(Written exercise): Copy every line of the material below exactly, character for character.

(Provided data):
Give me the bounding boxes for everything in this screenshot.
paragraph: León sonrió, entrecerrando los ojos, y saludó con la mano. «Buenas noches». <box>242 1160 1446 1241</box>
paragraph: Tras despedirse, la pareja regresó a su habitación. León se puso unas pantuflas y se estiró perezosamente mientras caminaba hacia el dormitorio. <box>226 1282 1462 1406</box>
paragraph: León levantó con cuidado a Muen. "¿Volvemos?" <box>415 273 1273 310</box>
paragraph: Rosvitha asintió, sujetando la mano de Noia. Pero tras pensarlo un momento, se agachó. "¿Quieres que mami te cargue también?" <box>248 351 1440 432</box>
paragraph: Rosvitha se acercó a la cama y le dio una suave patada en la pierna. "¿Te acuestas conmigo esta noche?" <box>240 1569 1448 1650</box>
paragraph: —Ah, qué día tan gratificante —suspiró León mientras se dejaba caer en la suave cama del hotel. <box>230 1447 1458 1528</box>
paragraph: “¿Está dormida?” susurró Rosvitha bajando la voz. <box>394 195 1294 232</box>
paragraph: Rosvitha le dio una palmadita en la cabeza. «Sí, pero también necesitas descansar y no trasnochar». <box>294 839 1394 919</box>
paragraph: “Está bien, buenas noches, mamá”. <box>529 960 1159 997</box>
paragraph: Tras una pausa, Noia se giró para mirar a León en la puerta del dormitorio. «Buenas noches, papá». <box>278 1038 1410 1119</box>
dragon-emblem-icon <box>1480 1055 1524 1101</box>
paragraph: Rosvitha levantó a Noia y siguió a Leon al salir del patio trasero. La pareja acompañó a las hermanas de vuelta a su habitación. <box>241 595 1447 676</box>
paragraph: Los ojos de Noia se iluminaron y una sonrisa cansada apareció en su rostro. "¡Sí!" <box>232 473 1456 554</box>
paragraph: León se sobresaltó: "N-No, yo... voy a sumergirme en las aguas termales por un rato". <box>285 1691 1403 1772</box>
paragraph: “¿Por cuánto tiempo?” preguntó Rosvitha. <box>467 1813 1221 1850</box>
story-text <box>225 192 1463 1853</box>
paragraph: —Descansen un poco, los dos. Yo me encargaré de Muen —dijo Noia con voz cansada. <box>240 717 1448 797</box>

(Task output):
Give me the bounding boxes for everything in this screenshot.
paragraph: León sonrió, entrecerrando los ojos, y saludó con la mano. «Buenas noches». <box>242 1160 1446 1241</box>
paragraph: Tras despedirse, la pareja regresó a su habitación. León se puso unas pantuflas y se estiró perezosamente mientras caminaba hacia el dormitorio. <box>226 1282 1462 1406</box>
paragraph: León levantó con cuidado a Muen. "¿Volvemos?" <box>415 273 1273 310</box>
paragraph: Rosvitha asintió, sujetando la mano de Noia. Pero tras pensarlo un momento, se agachó. "¿Quieres que mami te cargue también?" <box>248 351 1440 432</box>
paragraph: Rosvitha se acercó a la cama y le dio una suave patada en la pierna. "¿Te acuestas conmigo esta noche?" <box>240 1569 1448 1650</box>
paragraph: —Ah, qué día tan gratificante —suspiró León mientras se dejaba caer en la suave cama del hotel. <box>230 1447 1458 1528</box>
paragraph: “¿Está dormida?” susurró Rosvitha bajando la voz. <box>394 195 1294 232</box>
paragraph: Rosvitha le dio una palmadita en la cabeza. «Sí, pero también necesitas descansar y no trasnochar». <box>294 839 1394 919</box>
paragraph: “Está bien, buenas noches, mamá”. <box>529 960 1159 997</box>
paragraph: Tras una pausa, Noia se giró para mirar a León en la puerta del dormitorio. «Buenas noches, papá». <box>278 1038 1410 1119</box>
dragon-emblem-icon <box>1480 1055 1524 1101</box>
paragraph: Rosvitha levantó a Noia y siguió a Leon al salir del patio trasero. La pareja acompañó a las hermanas de vuelta a su habitación. <box>241 595 1447 676</box>
paragraph: Los ojos de Noia se iluminaron y una sonrisa cansada apareció en su rostro. "¡Sí!" <box>232 473 1456 554</box>
paragraph: León se sobresaltó: "N-No, yo... voy a sumergirme en las aguas termales por un rato". <box>285 1691 1403 1772</box>
paragraph: “¿Por cuánto tiempo?” preguntó Rosvitha. <box>467 1813 1221 1850</box>
story-text <box>225 192 1463 1853</box>
paragraph: —Descansen un poco, los dos. Yo me encargaré de Muen —dijo Noia con voz cansada. <box>240 717 1448 797</box>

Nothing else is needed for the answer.